• **Quoted text**:
** Begin **
The Bedouin tribes who had rallied to Husayn and his sons – mainly the Juhayna, Harb and ‘Utayba – were not jihadi warriors against an alien invasion like the Arabs of Iraq. Many of them heartily disliked the Turks and their railway to Medina; but they were essentially mercenaries, fighting for British-supplied gold and modern rifles. As for their martial qualities, individually they could be courageous, but up against regular troops – especially when these were equipped with modern weaponry – they had a tendency to become disorganised and panic. Moreover, each tribe was reluctant to move outside its own
dira
– its traditional zone of pasturage, water-rights and oasis gardens.

Worse still, some tribal leaders soon showed that their loyalty could not be relied upon when the Turks made them offers of cash which exceeded those of Husayn. For example, within a few weeks of Rabigh’s capture, its captor, Husayn bin Mubarak, had accepted a Turkish subsidy and the Ottoman flag was once again flying over the town.
Bin Mubarak later abandoned the town and moved his forces inland but the situation at Rabigh remained precarious because of the Arabs’ failure to capture Medina, the second of Arabia’s holy cities and the one with a railway link to Damascus. At Medina, Husayn’s tribesmen faced a determined enemy commander, Fakhr ed-Din Pasha, who had quickly concentrated 12,000 well-trained Turkish and Arab regulars in the city, from where he was in a strong position to threaten both Rabigh and Yanbu‘ on the coast and even Mecca itself.

In November 1916, the Emir Faysal’s Bedouins were joined by the twenty-eight-year-old intelligence officer, Captain T. E. Lawrence, whose role was to act as liaison officer between the Hejaz Arabs and the British military HQ in Cairo. Lawrence soon became enamoured of the wild tribesmen. Like Sykes, he had a romantic attachment to the country-dwelling ‘native’ untouched by modern civilisation. (The town-and city-dwelling Syrians he denigrated as ‘an ape-like people.’)
2
In spite of the fact that his knowledge of Arabic was minimal – a fact which makes his subsequent accounts of delivering lengthy Arabic orations in
The Seven Pillars of Wisdom
highly suspect – he soon won the confidence of the Emir Faysal and his men.
3

For a while the Arab Revolt in the Hejaz continued in a desultory way, punctuated by a near disaster in December 1916 when Fakhr ed-Din moved against Yanbu‘ and was only held back by heavy shelling from the 6-inch guns of the Royal Navy’s shallow-draught monitor
M31
. But thereafter, the Turks returned to the defensive, concentrating their forces at Medina. This gave Faysal’s troops the opportunity to move up the coast to Wajh, from where they could threaten the northern stretches of the Damascus–Medina railway. Even so, it was entirely due to an attack from the sea led by two Indian Army officers, Captain N.N.E. Bray and Captain C.E. Vickery, supported by Royal Navy shelling, that Wajh was captured on 23 January 1917, as the 8,000 strong Bedouin column under Faysal and Lawrence failed to arrive on the day scheduled for the attack. (‘A sad lack of initiative,’ commented Captain Bray.)
** End **
• **Information provided**:
** Begin **
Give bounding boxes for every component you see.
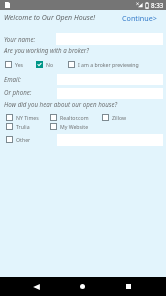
** End **
• **Problems to solve**:
- A) Answer these questions using the text on the Arab Revolt:
(i) Which three tribes are named as having rallied to Husayn and his sons?
(ii) How many regulars did Fakhr ed-Din Pasha concentrate in Medina?
(iii) On what date was Wajh captured?
- B) Render this sentence from the text on the Arab Revolt in Spanish: "Lawrence soon became enamoured of the wild tribesmen."

• **Per-task answers**:
- A)
(i) The Juhayna, Harb and ‘Utayba.
(ii) 12,000 well-trained Turkish and Arab regulars.
(iii) 23 January 1917.

- B) Lawrence pronto quedó prendado de los indómitos hombres de las tribus.